→ **PROBLEM DETAILS**:
Check each line of the material below for "Svar" and copy those where it appears.

→ **SUPPLIED INFORMATION**:
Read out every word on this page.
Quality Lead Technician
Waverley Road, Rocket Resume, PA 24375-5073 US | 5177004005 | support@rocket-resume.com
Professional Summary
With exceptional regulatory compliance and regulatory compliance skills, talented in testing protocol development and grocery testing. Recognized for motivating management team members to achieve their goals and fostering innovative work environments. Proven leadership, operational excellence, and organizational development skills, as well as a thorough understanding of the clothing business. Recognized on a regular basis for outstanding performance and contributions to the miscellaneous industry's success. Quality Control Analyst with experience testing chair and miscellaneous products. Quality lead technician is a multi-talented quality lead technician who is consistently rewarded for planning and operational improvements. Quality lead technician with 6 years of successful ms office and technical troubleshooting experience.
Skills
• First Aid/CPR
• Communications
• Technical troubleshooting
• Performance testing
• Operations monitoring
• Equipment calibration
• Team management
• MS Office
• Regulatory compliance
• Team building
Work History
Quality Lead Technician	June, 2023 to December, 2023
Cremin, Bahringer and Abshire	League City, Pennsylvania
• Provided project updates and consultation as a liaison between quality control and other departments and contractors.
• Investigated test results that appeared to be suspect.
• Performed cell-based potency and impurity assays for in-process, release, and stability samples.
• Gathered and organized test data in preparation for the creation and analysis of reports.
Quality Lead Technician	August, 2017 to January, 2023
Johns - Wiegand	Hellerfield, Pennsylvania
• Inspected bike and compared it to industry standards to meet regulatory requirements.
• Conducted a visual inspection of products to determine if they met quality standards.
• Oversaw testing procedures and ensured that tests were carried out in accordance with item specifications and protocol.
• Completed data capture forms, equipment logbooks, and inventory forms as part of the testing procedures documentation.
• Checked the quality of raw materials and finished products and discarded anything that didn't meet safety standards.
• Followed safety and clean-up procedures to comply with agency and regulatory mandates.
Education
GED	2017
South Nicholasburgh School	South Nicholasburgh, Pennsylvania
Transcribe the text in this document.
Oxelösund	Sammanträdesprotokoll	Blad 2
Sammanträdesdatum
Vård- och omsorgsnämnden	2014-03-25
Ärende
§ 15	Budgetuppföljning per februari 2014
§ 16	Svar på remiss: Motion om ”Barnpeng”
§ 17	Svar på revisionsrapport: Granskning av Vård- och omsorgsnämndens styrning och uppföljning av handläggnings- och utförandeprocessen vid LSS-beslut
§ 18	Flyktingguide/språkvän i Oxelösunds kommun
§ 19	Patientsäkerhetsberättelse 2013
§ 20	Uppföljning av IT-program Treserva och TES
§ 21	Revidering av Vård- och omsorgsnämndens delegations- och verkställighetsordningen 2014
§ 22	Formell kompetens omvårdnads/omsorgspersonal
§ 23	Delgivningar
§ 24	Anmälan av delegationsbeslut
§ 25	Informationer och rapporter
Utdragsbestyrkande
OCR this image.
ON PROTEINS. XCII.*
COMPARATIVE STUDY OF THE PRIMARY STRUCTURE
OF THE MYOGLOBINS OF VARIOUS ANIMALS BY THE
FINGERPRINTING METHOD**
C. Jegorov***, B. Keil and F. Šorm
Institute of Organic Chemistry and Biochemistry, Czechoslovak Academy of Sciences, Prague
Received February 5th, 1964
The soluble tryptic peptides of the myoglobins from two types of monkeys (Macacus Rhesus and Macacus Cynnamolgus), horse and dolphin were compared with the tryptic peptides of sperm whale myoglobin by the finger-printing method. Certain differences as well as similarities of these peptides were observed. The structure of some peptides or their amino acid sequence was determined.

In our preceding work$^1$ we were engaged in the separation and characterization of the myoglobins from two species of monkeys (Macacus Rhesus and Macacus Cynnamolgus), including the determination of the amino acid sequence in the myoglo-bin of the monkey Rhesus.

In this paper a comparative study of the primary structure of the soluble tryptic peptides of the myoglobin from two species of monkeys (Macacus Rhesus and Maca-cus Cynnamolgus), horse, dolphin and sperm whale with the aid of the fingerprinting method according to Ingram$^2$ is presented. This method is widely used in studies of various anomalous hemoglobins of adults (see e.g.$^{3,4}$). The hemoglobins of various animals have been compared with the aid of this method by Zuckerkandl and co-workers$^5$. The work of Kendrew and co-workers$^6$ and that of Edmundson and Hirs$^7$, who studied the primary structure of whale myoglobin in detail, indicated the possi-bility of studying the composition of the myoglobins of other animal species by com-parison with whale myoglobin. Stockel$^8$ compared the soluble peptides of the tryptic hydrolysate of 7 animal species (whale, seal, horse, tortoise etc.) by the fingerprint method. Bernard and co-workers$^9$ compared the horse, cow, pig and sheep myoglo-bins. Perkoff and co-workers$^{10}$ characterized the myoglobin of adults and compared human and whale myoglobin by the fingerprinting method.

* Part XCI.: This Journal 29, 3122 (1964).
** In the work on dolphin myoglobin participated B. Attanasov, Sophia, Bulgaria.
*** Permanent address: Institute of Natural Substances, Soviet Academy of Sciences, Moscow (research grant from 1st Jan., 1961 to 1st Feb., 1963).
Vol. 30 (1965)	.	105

→ **TASK RESULT**:
§ 16	Svar på remiss: Motion om ”Barnpeng”
§ 17	Svar på revisionsrapport: Granskning av Vård- och omsorgsnämndens styrning och uppföljning av handläggnings- och utförandeprocessen vid LSS-beslut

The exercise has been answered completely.